Report how many lines in the records below contain the word "name". Give only the number.

>> start RECORDS FOR THIS TASK

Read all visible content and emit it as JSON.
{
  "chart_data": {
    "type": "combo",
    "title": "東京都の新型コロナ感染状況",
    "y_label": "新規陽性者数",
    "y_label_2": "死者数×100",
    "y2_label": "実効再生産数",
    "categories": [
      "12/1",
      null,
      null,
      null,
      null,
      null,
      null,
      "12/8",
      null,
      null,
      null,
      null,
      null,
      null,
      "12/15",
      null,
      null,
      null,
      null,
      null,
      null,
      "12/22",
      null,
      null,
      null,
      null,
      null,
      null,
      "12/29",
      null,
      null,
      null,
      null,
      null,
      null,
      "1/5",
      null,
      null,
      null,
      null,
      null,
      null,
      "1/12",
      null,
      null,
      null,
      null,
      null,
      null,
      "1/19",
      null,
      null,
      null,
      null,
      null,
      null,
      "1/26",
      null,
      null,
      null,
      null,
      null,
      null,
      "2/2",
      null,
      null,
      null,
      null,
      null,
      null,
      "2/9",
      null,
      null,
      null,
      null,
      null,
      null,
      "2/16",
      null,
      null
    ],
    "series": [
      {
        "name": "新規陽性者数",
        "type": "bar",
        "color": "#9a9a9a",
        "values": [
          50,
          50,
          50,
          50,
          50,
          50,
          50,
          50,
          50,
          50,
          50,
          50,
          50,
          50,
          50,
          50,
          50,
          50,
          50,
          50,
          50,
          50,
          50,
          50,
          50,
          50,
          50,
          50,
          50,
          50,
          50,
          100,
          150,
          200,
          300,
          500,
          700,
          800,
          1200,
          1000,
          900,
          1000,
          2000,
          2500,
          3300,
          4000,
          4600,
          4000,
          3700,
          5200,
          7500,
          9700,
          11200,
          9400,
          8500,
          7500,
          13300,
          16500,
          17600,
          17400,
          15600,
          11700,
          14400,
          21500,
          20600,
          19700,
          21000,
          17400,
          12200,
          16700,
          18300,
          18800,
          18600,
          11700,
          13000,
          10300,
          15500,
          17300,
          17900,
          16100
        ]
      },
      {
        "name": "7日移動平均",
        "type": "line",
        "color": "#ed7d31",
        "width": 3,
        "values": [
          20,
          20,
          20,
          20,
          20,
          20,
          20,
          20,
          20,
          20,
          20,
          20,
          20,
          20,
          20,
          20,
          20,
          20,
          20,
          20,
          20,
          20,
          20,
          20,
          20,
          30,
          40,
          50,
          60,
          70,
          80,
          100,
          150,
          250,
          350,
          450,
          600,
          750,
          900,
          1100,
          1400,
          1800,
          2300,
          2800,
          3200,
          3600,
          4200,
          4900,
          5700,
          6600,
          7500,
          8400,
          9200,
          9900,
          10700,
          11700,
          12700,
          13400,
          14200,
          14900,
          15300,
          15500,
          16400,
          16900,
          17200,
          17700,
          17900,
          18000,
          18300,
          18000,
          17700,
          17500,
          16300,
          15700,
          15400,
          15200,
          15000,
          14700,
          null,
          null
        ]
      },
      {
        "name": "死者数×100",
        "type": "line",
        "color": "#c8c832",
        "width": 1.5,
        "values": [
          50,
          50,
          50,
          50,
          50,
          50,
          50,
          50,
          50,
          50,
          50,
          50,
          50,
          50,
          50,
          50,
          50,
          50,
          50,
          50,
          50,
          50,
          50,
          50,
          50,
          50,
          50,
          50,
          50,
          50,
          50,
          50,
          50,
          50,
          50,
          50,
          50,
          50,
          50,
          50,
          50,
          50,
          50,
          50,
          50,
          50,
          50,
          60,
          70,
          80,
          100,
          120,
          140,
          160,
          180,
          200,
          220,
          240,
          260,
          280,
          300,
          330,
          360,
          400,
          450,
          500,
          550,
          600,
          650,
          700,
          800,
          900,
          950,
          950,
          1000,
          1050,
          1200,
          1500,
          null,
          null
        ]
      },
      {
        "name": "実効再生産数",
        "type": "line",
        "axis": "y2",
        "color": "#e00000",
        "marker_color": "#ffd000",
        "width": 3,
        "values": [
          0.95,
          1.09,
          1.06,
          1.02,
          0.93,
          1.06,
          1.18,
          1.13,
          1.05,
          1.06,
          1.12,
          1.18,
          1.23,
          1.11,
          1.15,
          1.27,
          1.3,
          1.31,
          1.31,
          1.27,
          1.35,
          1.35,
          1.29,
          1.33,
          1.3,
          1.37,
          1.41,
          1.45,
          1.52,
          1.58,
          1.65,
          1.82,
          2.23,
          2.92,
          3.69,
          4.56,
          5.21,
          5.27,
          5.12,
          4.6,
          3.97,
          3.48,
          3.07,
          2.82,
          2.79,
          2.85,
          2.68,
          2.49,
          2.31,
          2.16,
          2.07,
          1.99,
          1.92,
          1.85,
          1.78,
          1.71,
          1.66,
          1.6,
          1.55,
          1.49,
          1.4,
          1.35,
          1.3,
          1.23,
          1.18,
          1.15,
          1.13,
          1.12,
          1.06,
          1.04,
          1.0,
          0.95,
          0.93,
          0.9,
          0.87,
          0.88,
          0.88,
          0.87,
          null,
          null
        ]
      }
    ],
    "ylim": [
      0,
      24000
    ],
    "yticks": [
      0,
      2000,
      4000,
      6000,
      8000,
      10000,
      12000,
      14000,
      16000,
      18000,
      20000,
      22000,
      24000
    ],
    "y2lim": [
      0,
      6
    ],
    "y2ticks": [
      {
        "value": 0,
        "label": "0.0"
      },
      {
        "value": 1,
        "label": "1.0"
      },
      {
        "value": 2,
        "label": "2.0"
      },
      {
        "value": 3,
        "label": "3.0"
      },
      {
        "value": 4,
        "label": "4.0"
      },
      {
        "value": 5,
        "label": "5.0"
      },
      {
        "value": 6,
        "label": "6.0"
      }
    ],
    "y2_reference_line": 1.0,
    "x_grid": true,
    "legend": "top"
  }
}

>> end RECORDS FOR THIS TASK

▶ [WRITTEN ANSWER] 4